Exercise description »
Find the lines that contain the word "encore" and copy each one.

Recorded information »

■ ■ ■ ■

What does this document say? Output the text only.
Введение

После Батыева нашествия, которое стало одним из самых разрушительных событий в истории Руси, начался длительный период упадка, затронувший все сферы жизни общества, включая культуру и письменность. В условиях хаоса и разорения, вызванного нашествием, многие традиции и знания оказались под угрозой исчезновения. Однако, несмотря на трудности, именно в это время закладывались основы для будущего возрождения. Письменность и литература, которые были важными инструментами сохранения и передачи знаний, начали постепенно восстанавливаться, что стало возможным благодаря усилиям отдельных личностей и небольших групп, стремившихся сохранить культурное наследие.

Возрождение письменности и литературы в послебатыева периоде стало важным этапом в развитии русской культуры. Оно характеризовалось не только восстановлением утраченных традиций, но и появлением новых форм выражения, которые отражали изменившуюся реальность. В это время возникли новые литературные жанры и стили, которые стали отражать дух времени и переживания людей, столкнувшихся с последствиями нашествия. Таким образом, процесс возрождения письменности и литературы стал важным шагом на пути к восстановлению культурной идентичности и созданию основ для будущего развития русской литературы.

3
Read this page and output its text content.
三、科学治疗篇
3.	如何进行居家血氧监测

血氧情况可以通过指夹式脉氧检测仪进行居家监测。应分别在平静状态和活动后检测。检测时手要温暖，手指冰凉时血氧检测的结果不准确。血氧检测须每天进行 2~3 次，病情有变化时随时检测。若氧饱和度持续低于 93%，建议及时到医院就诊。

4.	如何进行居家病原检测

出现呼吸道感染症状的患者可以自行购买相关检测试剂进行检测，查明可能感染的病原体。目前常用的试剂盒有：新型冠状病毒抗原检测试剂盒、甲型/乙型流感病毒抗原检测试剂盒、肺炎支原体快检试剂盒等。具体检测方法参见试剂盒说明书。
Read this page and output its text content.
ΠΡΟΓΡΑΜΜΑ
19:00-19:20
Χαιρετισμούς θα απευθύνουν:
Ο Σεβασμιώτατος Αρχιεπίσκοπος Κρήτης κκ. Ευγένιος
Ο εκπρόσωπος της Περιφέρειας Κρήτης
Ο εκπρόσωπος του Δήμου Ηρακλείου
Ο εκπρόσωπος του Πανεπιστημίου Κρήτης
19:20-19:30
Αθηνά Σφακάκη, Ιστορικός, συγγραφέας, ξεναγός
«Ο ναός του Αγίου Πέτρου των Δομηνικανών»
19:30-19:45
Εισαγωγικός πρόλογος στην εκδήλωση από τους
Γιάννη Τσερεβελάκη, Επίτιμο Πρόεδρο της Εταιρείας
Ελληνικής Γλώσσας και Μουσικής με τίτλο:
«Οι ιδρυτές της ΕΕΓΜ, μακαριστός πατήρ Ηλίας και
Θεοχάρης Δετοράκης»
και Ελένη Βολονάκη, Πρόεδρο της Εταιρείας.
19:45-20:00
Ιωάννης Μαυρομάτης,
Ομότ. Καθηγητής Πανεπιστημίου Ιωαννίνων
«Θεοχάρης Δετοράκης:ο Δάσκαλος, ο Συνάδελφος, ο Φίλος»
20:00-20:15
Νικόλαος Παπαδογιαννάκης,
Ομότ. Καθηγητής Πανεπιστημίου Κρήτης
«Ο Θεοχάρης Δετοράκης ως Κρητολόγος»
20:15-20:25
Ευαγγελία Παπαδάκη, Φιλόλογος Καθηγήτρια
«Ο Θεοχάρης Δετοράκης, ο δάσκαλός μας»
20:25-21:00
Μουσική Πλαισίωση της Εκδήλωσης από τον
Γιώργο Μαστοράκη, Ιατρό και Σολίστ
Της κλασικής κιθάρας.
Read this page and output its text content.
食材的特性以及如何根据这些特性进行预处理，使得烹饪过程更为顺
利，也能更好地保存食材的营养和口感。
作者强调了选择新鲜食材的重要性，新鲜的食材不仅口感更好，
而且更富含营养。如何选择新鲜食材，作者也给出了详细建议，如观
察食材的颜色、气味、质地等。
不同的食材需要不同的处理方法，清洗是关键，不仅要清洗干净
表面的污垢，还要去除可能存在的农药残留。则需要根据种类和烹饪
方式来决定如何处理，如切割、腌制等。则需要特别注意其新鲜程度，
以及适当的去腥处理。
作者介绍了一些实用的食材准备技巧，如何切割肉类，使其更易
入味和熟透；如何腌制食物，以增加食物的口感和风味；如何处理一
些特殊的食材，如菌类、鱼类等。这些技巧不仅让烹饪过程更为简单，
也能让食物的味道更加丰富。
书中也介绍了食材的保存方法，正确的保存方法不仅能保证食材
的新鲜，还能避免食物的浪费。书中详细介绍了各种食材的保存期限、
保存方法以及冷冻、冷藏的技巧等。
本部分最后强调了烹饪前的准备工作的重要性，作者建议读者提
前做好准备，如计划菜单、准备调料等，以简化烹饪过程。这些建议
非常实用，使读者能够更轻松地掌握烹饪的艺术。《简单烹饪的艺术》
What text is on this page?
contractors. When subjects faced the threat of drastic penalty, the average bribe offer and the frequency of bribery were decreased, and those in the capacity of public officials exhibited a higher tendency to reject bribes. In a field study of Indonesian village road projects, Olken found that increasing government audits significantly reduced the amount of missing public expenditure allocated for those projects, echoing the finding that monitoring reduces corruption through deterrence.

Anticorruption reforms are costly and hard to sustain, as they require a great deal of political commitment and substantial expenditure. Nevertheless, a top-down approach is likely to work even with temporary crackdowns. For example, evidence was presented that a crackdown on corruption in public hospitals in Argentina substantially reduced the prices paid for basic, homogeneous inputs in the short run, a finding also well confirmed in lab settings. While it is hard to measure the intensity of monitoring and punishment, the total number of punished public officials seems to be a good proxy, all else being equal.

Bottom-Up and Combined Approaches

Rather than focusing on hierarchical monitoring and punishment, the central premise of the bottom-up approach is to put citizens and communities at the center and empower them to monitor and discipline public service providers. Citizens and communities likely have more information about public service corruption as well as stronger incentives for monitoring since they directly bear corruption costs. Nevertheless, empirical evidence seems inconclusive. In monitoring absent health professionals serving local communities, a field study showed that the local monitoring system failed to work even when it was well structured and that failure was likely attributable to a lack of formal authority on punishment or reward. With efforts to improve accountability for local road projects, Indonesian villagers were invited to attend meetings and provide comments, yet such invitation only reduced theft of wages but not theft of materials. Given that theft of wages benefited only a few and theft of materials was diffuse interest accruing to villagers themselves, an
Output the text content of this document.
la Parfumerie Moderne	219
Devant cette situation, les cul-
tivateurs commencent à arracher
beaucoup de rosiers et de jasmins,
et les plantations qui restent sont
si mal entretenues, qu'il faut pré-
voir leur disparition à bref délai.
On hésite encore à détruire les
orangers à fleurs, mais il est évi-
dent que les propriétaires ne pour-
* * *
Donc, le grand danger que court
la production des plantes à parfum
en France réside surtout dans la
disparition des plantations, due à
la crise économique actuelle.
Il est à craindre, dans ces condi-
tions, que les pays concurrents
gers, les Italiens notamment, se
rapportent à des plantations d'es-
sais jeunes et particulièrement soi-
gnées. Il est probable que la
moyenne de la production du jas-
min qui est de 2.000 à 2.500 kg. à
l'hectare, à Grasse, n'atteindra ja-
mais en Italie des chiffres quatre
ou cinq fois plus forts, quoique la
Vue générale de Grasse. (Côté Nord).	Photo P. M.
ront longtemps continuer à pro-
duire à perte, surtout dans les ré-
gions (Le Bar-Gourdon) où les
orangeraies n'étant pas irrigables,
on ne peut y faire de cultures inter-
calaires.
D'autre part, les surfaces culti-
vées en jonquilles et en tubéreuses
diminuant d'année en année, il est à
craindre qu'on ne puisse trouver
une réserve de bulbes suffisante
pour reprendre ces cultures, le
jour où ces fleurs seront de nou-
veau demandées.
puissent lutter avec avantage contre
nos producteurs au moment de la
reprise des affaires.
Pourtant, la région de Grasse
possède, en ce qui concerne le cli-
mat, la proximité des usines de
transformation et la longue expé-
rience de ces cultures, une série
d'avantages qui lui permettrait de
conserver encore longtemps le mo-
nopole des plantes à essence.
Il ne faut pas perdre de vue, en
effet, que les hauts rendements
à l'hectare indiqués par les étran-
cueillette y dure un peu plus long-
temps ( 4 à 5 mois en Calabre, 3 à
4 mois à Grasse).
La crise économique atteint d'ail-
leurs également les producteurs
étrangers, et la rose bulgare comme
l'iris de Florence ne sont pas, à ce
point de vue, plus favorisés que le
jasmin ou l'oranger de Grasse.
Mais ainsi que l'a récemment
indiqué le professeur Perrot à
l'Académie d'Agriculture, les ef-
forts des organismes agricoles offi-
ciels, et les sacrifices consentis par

■ ■ ■ ■

Answer to the exercise »
On hésite encore à détruire les
conserver encore longtemps le mo-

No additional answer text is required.